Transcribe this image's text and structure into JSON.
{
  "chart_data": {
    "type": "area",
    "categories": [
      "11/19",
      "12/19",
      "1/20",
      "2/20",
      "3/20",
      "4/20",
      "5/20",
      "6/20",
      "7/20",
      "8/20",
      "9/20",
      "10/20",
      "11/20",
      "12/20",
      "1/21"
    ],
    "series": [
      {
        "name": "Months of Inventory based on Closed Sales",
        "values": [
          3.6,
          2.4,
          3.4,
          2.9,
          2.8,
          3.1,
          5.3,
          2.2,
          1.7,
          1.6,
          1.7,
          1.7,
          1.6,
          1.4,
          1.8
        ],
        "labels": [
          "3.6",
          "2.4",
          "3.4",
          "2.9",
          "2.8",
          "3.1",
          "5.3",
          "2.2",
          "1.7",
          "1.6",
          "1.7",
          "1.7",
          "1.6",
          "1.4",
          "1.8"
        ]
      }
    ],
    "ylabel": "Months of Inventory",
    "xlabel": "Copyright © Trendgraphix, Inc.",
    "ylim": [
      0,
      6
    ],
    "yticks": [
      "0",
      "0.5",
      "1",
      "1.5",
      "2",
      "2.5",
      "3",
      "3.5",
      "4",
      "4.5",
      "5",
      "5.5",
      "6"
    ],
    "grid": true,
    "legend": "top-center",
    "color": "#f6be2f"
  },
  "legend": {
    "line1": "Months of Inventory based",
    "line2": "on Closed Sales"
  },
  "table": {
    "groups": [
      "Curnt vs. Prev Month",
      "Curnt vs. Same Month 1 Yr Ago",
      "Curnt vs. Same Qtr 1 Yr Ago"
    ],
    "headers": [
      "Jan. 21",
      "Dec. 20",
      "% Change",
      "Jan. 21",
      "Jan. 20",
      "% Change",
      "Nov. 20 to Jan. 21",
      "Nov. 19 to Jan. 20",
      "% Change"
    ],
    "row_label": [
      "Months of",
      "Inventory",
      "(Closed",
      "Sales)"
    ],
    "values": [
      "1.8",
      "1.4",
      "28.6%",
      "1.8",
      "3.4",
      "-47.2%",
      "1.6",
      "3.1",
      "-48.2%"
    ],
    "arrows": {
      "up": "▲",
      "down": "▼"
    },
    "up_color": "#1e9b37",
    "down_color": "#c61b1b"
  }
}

**Objective**: In the listing, find all lines with the string "Same" and copy them.

**The result**:
      "Curnt vs. Same Month 1 Yr Ago",
      "Curnt vs. Same Qtr 1 Yr Ago"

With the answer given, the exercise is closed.